*GOAL*. Will you give every entry again exactly as it stands?

*DATA SECTION*.

====

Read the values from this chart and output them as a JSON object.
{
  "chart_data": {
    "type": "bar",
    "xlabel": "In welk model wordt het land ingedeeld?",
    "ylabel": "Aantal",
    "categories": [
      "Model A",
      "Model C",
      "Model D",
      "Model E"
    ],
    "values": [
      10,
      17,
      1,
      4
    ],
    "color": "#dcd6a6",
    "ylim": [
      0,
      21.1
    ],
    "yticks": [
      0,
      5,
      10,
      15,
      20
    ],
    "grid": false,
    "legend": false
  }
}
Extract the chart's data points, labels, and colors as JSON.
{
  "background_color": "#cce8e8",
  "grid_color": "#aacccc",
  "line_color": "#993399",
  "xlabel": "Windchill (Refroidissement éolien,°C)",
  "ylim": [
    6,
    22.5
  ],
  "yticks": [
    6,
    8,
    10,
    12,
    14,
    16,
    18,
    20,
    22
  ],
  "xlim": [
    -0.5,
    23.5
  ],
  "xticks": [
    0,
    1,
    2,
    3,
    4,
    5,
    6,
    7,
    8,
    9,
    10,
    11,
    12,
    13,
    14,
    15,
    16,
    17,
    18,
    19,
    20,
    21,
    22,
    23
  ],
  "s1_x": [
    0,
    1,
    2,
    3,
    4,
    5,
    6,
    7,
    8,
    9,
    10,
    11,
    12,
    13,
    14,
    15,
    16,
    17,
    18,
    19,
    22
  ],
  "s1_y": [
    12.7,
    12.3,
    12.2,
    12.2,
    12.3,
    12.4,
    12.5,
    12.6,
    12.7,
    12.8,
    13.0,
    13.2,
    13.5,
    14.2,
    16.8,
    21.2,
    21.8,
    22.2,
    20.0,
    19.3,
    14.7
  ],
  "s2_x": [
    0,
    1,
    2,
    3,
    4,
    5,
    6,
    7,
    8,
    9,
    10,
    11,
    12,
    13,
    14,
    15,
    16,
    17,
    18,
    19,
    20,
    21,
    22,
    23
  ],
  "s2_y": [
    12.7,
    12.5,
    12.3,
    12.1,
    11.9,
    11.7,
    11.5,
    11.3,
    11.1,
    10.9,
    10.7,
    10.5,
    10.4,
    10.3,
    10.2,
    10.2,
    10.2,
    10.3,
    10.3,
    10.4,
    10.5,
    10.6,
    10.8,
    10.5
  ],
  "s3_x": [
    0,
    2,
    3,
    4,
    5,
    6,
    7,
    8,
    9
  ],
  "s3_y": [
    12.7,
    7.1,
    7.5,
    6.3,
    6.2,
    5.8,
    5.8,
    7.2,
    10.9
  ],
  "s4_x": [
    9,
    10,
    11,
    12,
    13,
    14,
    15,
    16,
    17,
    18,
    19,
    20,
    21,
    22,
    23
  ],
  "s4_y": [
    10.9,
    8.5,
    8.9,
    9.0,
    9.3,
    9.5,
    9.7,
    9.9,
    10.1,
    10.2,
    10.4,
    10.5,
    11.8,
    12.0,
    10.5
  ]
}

====

*EXERCISE RESULT*.
Read the values from this chart and output them as a JSON object.
{
  "chart_data": {
    "type": "bar",
    "xlabel": "In welk model wordt het land ingedeeld?",
    "ylabel": "Aantal",
    "categories": [
      "Model A",
      "Model C",
      "Model D",
      "Model E"
    ],
    "values": [
      10,
      17,
      1,
      4
    ],
    "color": "#dcd6a6",
    "ylim": [
      0,
      21.1
    ],
    "yticks": [
      0,
      5,
      10,
      15,
      20
    ],
    "grid": false,
    "legend": false
  }
}
Extract the chart's data points, labels, and colors as JSON.
{
  "background_color": "#cce8e8",
  "grid_color": "#aacccc",
  "line_color": "#993399",
  "xlabel": "Windchill (Refroidissement éolien,°C)",
  "ylim": [
    6,
    22.5
  ],
  "yticks": [
    6,
    8,
    10,
    12,
    14,
    16,
    18,
    20,
    22
  ],
  "xlim": [
    -0.5,
    23.5
  ],
  "xticks": [
    0,
    1,
    2,
    3,
    4,
    5,
    6,
    7,
    8,
    9,
    10,
    11,
    12,
    13,
    14,
    15,
    16,
    17,
    18,
    19,
    20,
    21,
    22,
    23
  ],
  "s1_x": [
    0,
    1,
    2,
    3,
    4,
    5,
    6,
    7,
    8,
    9,
    10,
    11,
    12,
    13,
    14,
    15,
    16,
    17,
    18,
    19,
    22
  ],
  "s1_y": [
    12.7,
    12.3,
    12.2,
    12.2,
    12.3,
    12.4,
    12.5,
    12.6,
    12.7,
    12.8,
    13.0,
    13.2,
    13.5,
    14.2,
    16.8,
    21.2,
    21.8,
    22.2,
    20.0,
    19.3,
    14.7
  ],
  "s2_x": [
    0,
    1,
    2,
    3,
    4,
    5,
    6,
    7,
    8,
    9,
    10,
    11,
    12,
    13,
    14,
    15,
    16,
    17,
    18,
    19,
    20,
    21,
    22,
    23
  ],
  "s2_y": [
    12.7,
    12.5,
    12.3,
    12.1,
    11.9,
    11.7,
    11.5,
    11.3,
    11.1,
    10.9,
    10.7,
    10.5,
    10.4,
    10.3,
    10.2,
    10.2,
    10.2,
    10.3,
    10.3,
    10.4,
    10.5,
    10.6,
    10.8,
    10.5
  ],
  "s3_x": [
    0,
    2,
    3,
    4,
    5,
    6,
    7,
    8,
    9
  ],
  "s3_y": [
    12.7,
    7.1,
    7.5,
    6.3,
    6.2,
    5.8,
    5.8,
    7.2,
    10.9
  ],
  "s4_x": [
    9,
    10,
    11,
    12,
    13,
    14,
    15,
    16,
    17,
    18,
    19,
    20,
    21,
    22,
    23
  ],
  "s4_y": [
    10.9,
    8.5,
    8.9,
    9.0,
    9.3,
    9.5,
    9.7,
    9.9,
    10.1,
    10.2,
    10.4,
    10.5,
    11.8,
    12.0,
    10.5
  ]
}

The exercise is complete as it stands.